Records shown:
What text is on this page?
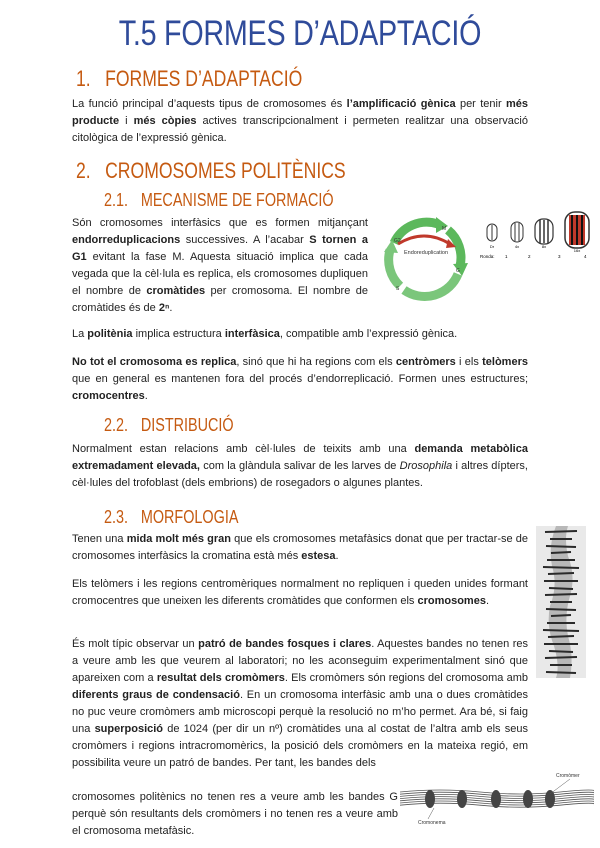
T.5 FORMES D’ADAPTACIÓ
1. FORMES D’ADAPTACIÓ

La funció principal d’aquests tipus de cromosomes és l’amplificació gènica per tenir més producte i més còpies actives transcripcionalment i permeten realitzar una observació citològica de l’expressió gènica.

2. CROMOSOMES POLITÈNICS
2.1. MECANISME DE FORMACIÓ

Són cromosomes interfàsics que es formen mitjançant endorreduplicacions successives. A l’acabar S tornen a G1 evitant la fase M. Aquesta situació implica que cada vegada que la cèl·lula es replica, els cromosomes dupliquen el nombre de cromàtides per cromosoma. El nombre de cromàtides és de 2ⁿ.

G2
M
G
S
Endoreduplication
Dr	4x	8x
16x
Ronda: 1	2	3	4

La politènia implica estructura interfàsica, compatible amb l’expressió gènica.

No tot el cromosoma es replica, sinó que hi ha regions com els centròmers i els telòmers que en general es mantenen fora del procés d’endorreplicació. Formen unes estructures; cromocentres.

2.2. DISTRIBUCIÓ

Normalment estan relacions amb cèl·lules de teixits amb una demanda metabòlica extremadament elevada, com la glàndula salivar de les larves de Drosophila i altres dípters, cèl·lules del trofoblast (dels embrions) de rosegadors o algunes plantes.

2.3. MORFOLOGIA

Tenen una mida molt més gran que els cromosomes metafàsics donat que per tractar-se de cromosomes interfàsics la cromatina està més estesa.

Els telòmers i les regions centromèriques normalment no repliquen i queden unides formant cromocentres que uneixen les diferents cromàtides que conformen els cromosomes.

És molt típic observar un patró de bandes fosques i clares. Aquestes bandes no tenen res a veure amb les que veurem al laboratori; no les aconseguim experimentalment sinó que apareixen com a resultat dels cromòmers. Els cromòmers són regions del cromosoma amb diferents graus de condensació. En un cromosoma interfàsic amb una o dues cromàtides no puc veure cromòmers amb microscopi perquè la resolució no m’ho permet. Ara bé, si faig una superposició de 1024 (per dir un nº) cromàtides una al costat de l’altra amb els seus cromòmers i regions intracromomèrics, la posició dels cromòmers en la mateixa regió, em possibilita veure un patró de bandes. Per tant, les bandes dels

cromosomes politènics no tenen res a veure amb les bandes G perquè són resultants dels cromòmers i no tenen res a veure amb el cromosoma metafàsic.

Cromòmer
Cromonema
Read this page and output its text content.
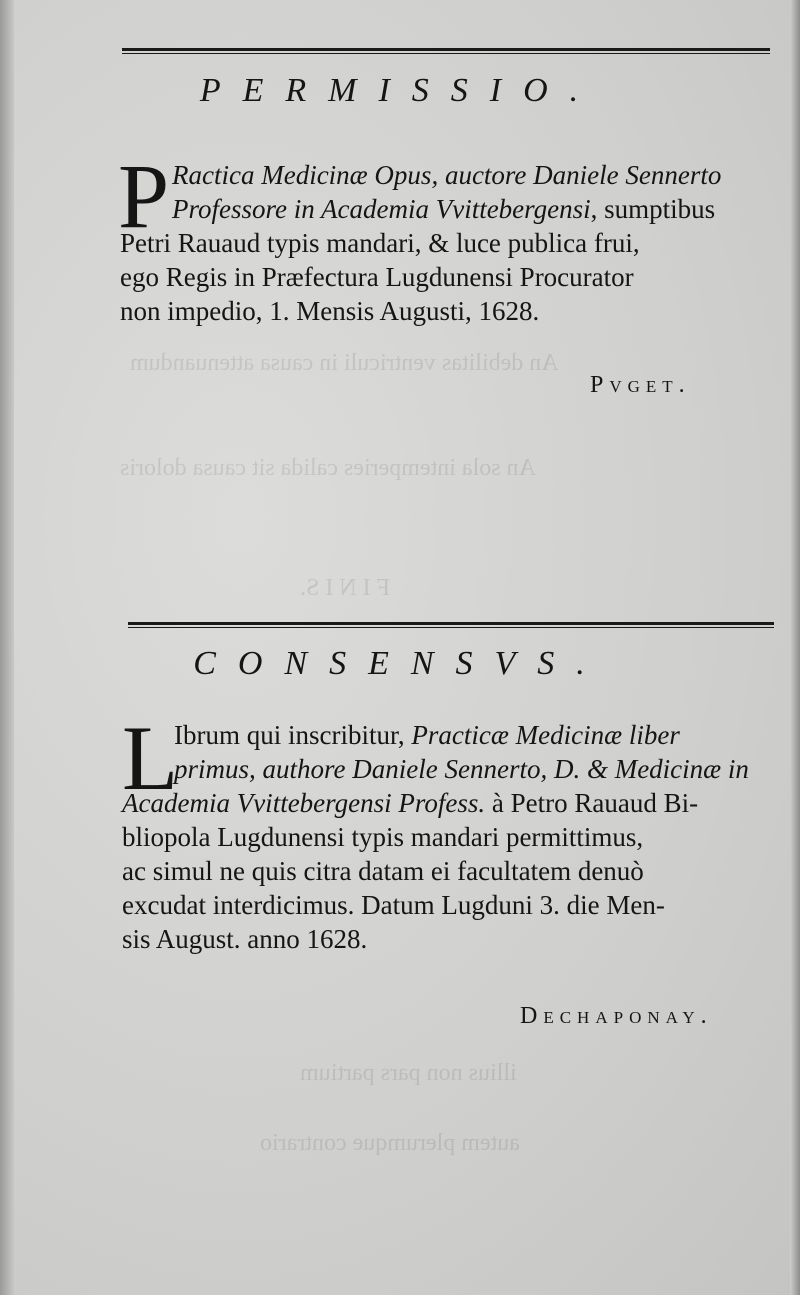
An debilitas ventriculi in causa attenuandum
An sola intemperies calida sit causa doloris
F I N I S.
PERMISSIO.
P Ractica Medicinæ Opus, auctore Daniele Sennerto
Professore in Academia Vvittebergensi, sumptibus
Petri Rauaud typis mandari, & luce publica frui,
ego Regis in Præfectura Lugdunensi Procurator
non impedio, 1. Mensis Augusti, 1628.
Pvget.
CONSENSVS.
L
Ibrum qui inscribitur, Practicæ Medicinæ liber
primus, authore Daniele Sennerto, D. & Medicinæ in
Academia Vvittebergensi Profess. à Petro Rauaud Bi-
bliopola Lugdunensi typis mandari permittimus,
ac simul ne quis citra datam ei facultatem denuò
excudat interdicimus. Datum Lugduni 3. die Men-
sis August. anno 1628.
Dechaponay.
illius non pars partium
autem plerumque contrario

Exercise requirements: Gather each line in these records that contains the string "Vvittebergensi".

Output for this task:
Professore in Academia Vvittebergensi, sumptibus
Academia Vvittebergensi Profess. à Petro Rauaud Bi-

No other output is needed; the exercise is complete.